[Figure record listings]
□ □ □ □
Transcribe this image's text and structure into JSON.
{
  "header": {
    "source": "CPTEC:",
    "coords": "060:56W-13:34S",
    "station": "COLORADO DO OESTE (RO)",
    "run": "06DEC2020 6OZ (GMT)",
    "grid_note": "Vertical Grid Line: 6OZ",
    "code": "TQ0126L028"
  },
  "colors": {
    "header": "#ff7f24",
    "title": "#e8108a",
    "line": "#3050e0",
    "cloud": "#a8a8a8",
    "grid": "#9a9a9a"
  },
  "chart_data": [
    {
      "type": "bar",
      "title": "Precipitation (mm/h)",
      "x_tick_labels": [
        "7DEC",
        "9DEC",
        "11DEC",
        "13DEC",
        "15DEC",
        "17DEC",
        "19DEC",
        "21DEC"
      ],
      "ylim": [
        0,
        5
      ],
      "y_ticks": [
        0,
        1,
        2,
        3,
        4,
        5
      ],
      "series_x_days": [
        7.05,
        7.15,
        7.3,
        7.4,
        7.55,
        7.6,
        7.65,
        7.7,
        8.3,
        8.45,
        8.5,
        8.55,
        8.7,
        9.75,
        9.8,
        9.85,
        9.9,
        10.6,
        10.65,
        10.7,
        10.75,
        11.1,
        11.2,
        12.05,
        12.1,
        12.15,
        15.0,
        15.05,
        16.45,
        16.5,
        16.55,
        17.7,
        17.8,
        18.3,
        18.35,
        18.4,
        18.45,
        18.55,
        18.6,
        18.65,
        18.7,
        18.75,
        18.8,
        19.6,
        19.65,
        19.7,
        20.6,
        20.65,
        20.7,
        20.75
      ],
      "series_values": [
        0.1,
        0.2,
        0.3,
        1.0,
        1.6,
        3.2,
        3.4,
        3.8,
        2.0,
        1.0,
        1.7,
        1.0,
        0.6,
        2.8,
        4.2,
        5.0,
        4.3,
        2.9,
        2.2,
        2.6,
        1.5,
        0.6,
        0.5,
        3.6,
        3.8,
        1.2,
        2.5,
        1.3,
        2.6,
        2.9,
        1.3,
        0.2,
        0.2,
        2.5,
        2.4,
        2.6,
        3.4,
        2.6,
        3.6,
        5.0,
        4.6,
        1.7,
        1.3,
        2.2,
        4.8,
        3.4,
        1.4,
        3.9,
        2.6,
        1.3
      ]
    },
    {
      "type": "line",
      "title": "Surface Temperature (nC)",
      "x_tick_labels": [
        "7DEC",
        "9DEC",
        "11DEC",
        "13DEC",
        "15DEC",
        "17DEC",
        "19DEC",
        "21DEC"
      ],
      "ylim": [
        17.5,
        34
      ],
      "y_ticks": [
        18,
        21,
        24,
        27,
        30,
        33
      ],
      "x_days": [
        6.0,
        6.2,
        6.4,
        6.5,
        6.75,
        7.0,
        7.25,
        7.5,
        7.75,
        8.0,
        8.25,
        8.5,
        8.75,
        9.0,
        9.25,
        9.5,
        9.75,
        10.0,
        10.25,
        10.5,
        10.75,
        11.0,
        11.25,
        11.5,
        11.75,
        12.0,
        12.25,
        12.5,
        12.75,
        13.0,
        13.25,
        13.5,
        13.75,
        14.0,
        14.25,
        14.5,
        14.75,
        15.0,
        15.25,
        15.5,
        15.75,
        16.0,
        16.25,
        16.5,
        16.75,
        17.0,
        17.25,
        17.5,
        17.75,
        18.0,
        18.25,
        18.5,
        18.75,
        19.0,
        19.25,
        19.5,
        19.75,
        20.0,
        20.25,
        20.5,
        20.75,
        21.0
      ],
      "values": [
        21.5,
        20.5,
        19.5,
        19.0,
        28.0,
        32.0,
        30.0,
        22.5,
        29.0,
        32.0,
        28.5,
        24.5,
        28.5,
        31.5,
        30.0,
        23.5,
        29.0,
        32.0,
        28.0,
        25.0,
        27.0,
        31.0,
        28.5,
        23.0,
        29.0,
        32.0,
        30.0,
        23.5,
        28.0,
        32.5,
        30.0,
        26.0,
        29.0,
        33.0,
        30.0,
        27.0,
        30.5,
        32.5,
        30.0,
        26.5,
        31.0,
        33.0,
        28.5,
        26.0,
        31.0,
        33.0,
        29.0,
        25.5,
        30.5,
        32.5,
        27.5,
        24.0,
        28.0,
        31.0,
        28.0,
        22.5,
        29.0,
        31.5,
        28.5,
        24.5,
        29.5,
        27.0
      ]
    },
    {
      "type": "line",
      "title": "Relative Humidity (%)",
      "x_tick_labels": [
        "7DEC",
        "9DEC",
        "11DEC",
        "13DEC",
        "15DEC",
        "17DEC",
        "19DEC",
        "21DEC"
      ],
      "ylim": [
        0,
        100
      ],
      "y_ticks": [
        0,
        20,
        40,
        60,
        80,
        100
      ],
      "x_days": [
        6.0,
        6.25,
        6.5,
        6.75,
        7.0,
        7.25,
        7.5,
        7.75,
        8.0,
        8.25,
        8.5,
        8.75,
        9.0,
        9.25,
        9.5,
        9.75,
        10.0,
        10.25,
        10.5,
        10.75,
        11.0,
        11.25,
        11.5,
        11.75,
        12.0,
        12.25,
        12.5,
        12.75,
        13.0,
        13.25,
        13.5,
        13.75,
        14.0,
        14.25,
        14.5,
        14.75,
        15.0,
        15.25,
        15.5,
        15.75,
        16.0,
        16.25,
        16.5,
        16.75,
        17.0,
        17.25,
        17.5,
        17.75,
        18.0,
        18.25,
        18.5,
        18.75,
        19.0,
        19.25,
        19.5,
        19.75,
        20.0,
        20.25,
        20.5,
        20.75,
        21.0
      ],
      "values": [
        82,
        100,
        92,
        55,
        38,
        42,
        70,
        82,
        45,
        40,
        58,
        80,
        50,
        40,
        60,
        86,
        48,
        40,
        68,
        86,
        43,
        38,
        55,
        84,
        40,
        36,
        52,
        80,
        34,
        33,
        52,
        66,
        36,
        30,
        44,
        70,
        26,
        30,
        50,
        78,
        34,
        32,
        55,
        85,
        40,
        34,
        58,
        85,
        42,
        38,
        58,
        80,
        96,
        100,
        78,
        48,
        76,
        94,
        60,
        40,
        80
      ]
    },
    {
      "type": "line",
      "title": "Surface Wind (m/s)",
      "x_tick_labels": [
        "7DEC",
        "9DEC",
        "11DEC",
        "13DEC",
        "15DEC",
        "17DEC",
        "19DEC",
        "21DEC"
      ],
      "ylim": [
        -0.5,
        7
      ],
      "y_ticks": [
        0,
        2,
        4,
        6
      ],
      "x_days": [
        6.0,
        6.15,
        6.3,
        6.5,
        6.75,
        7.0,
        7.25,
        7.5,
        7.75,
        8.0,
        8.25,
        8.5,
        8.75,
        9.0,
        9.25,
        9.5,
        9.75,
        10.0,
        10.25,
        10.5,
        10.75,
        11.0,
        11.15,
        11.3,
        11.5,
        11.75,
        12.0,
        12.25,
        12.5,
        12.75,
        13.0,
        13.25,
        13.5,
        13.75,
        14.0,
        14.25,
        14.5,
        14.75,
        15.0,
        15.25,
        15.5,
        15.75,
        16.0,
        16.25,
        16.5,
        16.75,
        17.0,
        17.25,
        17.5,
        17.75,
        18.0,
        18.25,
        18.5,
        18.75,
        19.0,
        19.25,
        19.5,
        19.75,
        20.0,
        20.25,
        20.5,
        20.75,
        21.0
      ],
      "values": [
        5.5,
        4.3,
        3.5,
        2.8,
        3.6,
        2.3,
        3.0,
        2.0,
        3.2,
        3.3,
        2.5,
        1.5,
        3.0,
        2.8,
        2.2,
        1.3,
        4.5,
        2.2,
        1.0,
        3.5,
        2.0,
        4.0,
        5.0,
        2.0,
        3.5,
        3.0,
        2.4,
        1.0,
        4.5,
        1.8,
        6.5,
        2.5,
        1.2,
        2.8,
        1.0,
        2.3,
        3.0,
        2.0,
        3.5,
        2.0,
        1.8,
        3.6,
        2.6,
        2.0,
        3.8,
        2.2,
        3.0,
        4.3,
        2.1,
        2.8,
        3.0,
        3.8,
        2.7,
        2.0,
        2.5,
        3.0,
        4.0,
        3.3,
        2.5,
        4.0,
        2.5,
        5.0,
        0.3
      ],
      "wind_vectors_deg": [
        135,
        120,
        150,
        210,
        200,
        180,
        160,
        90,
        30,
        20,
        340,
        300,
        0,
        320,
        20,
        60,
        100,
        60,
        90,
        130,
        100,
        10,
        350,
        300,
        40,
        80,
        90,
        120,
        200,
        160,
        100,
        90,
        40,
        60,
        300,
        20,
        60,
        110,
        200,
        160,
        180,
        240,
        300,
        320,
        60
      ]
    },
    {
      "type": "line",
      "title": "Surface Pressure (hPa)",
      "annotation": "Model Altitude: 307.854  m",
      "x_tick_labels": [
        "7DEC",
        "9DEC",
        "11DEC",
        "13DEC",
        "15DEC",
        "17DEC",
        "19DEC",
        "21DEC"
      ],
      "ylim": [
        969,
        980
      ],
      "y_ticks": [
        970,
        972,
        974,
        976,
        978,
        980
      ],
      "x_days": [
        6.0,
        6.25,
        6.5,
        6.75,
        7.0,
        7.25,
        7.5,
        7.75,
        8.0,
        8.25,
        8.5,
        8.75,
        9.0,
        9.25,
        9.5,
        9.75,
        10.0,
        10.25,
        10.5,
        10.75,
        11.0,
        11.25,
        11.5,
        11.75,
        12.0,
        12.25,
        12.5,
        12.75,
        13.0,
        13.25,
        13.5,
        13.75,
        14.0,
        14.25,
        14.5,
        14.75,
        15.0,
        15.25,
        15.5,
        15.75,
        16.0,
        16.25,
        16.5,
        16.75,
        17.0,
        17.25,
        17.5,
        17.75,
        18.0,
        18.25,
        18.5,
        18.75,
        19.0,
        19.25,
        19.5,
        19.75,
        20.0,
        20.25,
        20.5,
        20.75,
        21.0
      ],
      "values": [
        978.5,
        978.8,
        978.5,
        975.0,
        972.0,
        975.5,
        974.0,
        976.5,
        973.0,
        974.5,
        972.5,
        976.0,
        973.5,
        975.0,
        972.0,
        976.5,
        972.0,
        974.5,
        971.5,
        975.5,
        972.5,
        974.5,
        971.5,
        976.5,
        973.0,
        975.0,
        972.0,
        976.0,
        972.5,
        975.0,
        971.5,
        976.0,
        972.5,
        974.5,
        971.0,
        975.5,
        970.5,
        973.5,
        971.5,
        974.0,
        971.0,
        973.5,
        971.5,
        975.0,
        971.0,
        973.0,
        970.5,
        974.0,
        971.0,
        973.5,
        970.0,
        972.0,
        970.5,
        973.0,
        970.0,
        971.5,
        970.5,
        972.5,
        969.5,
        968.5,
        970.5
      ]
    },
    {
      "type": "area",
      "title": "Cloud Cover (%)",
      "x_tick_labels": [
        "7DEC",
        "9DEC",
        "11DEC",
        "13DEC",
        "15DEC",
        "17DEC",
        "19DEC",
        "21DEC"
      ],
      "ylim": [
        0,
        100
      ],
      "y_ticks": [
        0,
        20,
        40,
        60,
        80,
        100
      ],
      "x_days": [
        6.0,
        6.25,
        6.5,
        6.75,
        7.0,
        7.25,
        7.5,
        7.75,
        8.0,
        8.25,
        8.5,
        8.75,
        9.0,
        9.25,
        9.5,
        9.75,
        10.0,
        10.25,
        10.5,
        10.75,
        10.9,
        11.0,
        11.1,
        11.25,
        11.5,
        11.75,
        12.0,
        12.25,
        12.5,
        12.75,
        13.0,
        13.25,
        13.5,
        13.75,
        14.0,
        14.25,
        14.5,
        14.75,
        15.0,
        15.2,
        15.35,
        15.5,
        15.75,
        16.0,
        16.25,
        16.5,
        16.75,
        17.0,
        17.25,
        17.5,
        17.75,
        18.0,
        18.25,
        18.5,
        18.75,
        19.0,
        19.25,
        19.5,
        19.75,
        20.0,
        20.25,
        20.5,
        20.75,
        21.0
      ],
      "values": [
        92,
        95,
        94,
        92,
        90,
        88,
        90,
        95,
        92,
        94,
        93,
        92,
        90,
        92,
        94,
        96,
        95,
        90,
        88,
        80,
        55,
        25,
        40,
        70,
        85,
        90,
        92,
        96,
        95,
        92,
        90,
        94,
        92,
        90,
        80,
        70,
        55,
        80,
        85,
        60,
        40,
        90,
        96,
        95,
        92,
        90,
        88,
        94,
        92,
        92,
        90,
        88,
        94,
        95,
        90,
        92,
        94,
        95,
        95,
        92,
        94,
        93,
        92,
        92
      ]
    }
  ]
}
□ □ □ □
[GIVEN PROBLEM] Copy every line of the listing containing the string "Surface".

[WORKED SOLUTION]
      "title": "Surface Temperature (nC)",
      "title": "Surface Wind (m/s)",
      "title": "Surface Pressure (hPa)",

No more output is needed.